_Task goal_: Identify all lines below that hold "Fialer" and collect them.
[Start of Material for this task]
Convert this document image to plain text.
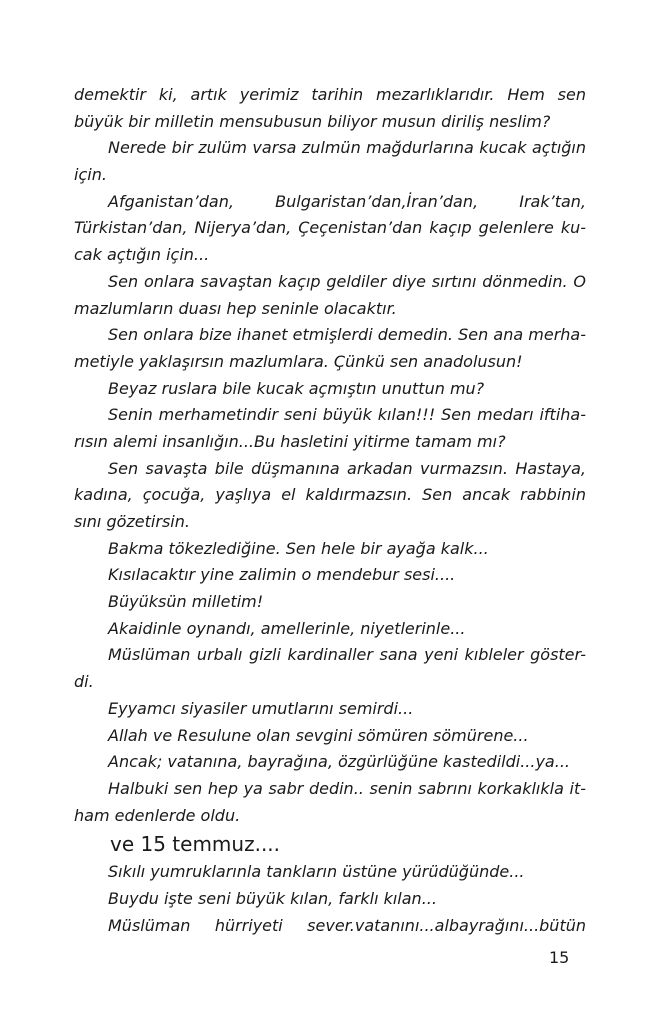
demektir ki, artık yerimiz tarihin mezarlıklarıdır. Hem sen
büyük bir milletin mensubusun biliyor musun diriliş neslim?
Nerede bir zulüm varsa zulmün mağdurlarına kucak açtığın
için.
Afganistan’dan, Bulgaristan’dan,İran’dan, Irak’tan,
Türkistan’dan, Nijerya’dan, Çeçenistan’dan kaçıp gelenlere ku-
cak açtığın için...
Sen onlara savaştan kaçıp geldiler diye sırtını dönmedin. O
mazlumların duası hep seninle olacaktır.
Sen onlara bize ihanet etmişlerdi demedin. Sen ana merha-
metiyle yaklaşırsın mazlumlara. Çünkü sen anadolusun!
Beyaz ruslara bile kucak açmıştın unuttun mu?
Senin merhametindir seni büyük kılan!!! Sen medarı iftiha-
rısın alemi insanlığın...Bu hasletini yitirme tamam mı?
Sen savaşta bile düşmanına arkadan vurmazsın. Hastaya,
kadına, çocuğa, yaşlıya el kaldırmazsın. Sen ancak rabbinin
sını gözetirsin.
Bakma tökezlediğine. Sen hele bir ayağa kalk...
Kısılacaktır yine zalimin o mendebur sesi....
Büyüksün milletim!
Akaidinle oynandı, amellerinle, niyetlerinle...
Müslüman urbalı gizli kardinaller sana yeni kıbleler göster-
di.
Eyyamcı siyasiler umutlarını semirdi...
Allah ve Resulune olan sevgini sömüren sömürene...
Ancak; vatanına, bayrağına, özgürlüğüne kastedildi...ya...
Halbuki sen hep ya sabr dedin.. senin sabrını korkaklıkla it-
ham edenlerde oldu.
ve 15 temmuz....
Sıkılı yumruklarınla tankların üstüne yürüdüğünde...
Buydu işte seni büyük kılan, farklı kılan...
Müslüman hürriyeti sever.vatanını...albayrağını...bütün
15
[End of Material for this task]
[Start of Material for this task]
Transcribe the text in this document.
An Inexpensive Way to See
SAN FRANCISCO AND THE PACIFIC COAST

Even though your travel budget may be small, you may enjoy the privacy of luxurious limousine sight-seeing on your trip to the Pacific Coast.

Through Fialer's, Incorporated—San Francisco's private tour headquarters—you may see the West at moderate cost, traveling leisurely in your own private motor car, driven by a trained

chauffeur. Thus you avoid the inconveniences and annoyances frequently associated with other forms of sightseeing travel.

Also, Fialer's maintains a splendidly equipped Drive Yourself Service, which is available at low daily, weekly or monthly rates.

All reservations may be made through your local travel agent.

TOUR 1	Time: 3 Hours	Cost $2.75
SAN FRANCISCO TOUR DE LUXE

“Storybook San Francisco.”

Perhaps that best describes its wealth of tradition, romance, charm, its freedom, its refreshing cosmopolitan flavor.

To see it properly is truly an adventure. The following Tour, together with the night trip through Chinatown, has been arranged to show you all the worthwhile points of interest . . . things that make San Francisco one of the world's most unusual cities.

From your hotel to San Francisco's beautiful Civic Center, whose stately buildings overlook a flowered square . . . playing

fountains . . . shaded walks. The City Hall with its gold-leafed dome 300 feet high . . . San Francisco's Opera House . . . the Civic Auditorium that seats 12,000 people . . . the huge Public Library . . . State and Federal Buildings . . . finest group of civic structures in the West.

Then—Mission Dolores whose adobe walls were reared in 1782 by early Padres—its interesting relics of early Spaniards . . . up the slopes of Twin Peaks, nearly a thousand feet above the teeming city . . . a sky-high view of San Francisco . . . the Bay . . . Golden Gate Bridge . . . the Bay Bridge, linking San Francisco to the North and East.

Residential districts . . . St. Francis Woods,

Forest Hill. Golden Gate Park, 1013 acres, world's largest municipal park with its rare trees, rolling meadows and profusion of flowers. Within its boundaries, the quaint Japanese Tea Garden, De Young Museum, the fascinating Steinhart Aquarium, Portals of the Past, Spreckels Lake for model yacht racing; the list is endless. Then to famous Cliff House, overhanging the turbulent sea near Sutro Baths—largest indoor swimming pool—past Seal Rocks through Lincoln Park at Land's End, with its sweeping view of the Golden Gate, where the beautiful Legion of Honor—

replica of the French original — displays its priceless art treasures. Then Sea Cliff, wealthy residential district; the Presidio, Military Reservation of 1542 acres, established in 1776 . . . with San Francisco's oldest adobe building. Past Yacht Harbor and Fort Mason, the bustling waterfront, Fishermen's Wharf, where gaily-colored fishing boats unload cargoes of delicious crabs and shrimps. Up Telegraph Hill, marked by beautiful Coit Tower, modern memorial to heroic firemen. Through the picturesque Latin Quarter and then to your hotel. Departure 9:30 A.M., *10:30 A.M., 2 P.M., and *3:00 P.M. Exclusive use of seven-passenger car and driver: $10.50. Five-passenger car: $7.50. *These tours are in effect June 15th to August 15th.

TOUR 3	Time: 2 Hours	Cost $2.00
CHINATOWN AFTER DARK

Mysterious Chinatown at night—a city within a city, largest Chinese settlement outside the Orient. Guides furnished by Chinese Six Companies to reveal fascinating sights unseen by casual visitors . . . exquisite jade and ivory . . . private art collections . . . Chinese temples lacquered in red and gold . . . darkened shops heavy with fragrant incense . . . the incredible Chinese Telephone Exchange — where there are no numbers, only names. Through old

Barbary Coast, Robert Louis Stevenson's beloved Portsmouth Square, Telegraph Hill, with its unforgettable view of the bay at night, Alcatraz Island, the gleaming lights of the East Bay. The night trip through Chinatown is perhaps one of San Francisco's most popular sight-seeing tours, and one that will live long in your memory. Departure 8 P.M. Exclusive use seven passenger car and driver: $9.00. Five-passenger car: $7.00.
[End of Material for this task]
[Start of Material for this task]
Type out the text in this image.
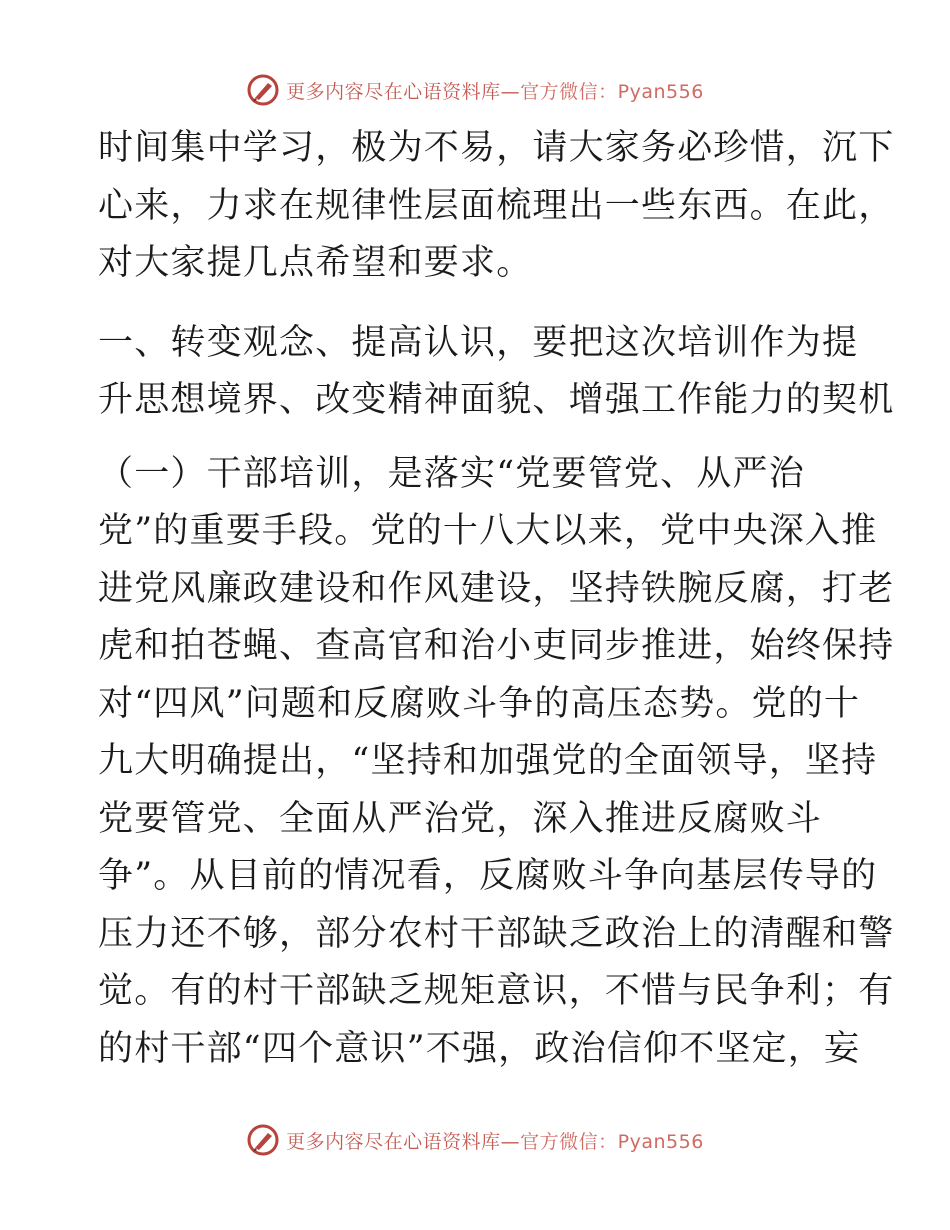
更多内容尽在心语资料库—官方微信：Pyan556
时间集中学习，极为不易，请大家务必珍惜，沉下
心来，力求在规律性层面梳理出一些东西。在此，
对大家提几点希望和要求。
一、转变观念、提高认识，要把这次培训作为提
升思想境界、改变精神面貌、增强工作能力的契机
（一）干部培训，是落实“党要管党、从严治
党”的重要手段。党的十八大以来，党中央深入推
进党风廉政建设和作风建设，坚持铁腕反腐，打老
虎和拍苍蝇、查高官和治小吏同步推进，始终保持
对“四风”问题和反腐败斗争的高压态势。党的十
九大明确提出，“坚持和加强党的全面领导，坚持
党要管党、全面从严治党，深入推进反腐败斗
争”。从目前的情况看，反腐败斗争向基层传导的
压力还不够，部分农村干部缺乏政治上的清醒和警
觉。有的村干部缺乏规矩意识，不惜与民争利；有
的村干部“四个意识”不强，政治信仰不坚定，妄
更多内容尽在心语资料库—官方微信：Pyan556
[End of Material for this task]
_Response_:
Through Fialer's, Incorporated—San Francisco's private tour headquarters—you may see the West at moderate cost, traveling leisurely in your own private motor car, driven by a trained
Also, Fialer's maintains a splendidly equipped Drive Yourself Service, which is available at low daily, weekly or monthly rates.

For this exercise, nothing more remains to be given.